** Start of RECORDS TO PROCESS **

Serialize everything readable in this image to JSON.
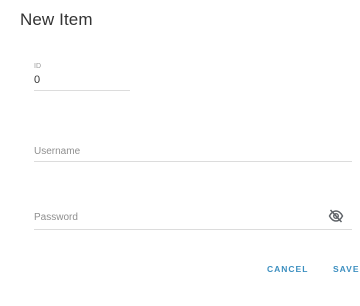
{
  "dialog": {
    "title": "New Item"
  },
  "fields": {
    "id": {
      "label": "ID",
      "value": "0"
    },
    "username": {
      "placeholder": "Username"
    },
    "password": {
      "placeholder": "Password",
      "toggle_icon": "eye-off-icon"
    }
  },
  "actions": {
    "cancel_label": "CANCEL",
    "save_label": "SAVE"
  },
  "colors": {
    "accent": "#3c8fc0",
    "underline": "#dcdcdc",
    "placeholder": "#8f8f8f"
  }
}
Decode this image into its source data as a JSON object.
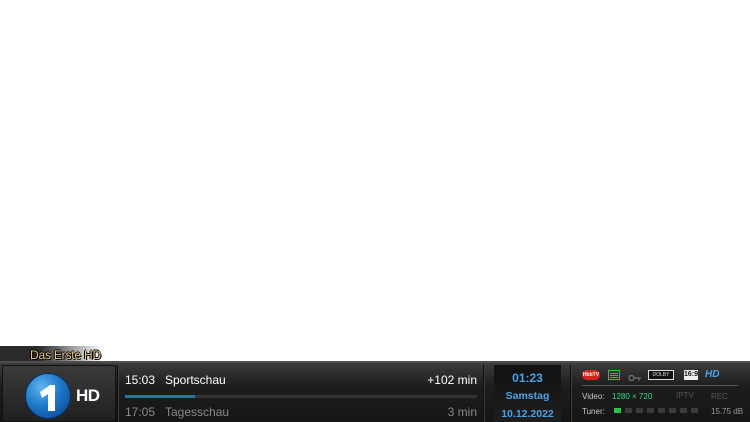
{
  "channel": {
    "name": "Das Erste HD",
    "logo_text": "HD",
    "logo_numeral": "1"
  },
  "epg": {
    "now": {
      "time": "15:03",
      "title": "Sportschau",
      "remaining": "+102 min",
      "progress": 0.2
    },
    "next": {
      "time": "17:05",
      "title": "Tagesschau",
      "duration": "3 min"
    }
  },
  "clock": {
    "time": "01:23",
    "day": "Samstag",
    "date": "10.12.2022"
  },
  "status": {
    "icons": [
      "hbbtv-icon",
      "subtitle-icon",
      "key-icon",
      "dolby-digital-icon",
      "aspect-16-9-icon",
      "hd-icon"
    ],
    "hbbtv_text": "HbbTV",
    "dolby_text": "DOLBY",
    "aspect_text": "16:9",
    "hd_text": "HD",
    "video_label": "Video:",
    "video_value": "1280 × 720",
    "iptv_label": "IPTV",
    "rec_label": "REC",
    "tuner_label": "Tuner:",
    "tuner_active_index": 0,
    "tuner_count": 8,
    "signal_value": "15.75 dB"
  },
  "colors": {
    "accent": "#4aa2e6",
    "channel_title": "#e8c98a",
    "video_value": "#3cd98a",
    "tuner_active": "#2fc24a",
    "hbbtv": "#d8231a"
  }
}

** End of RECORDS TO PROCESS **

■ CHALLENGE: Restate every record exactly, please; do not copy the pictures.

■ TASK RESPONSE:
Serialize everything readable in this image to JSON.
{
  "dialog": {
    "title": "New Item"
  },
  "fields": {
    "id": {
      "label": "ID",
      "value": "0"
    },
    "username": {
      "placeholder": "Username"
    },
    "password": {
      "placeholder": "Password",
      "toggle_icon": "eye-off-icon"
    }
  },
  "actions": {
    "cancel_label": "CANCEL",
    "save_label": "SAVE"
  },
  "colors": {
    "accent": "#3c8fc0",
    "underline": "#dcdcdc",
    "placeholder": "#8f8f8f"
  }
}
Decode this image into its source data as a JSON object.
{
  "channel": {
    "name": "Das Erste HD",
    "logo_text": "HD",
    "logo_numeral": "1"
  },
  "epg": {
    "now": {
      "time": "15:03",
      "title": "Sportschau",
      "remaining": "+102 min",
      "progress": 0.2
    },
    "next": {
      "time": "17:05",
      "title": "Tagesschau",
      "duration": "3 min"
    }
  },
  "clock": {
    "time": "01:23",
    "day": "Samstag",
    "date": "10.12.2022"
  },
  "status": {
    "icons": [
      "hbbtv-icon",
      "subtitle-icon",
      "key-icon",
      "dolby-digital-icon",
      "aspect-16-9-icon",
      "hd-icon"
    ],
    "hbbtv_text": "HbbTV",
    "dolby_text": "DOLBY",
    "aspect_text": "16:9",
    "hd_text": "HD",
    "video_label": "Video:",
    "video_value": "1280 × 720",
    "iptv_label": "IPTV",
    "rec_label": "REC",
    "tuner_label": "Tuner:",
    "tuner_active_index": 0,
    "tuner_count": 8,
    "signal_value": "15.75 dB"
  },
  "colors": {
    "accent": "#4aa2e6",
    "channel_title": "#e8c98a",
    "video_value": "#3cd98a",
    "tuner_active": "#2fc24a",
    "hbbtv": "#d8231a"
  }
}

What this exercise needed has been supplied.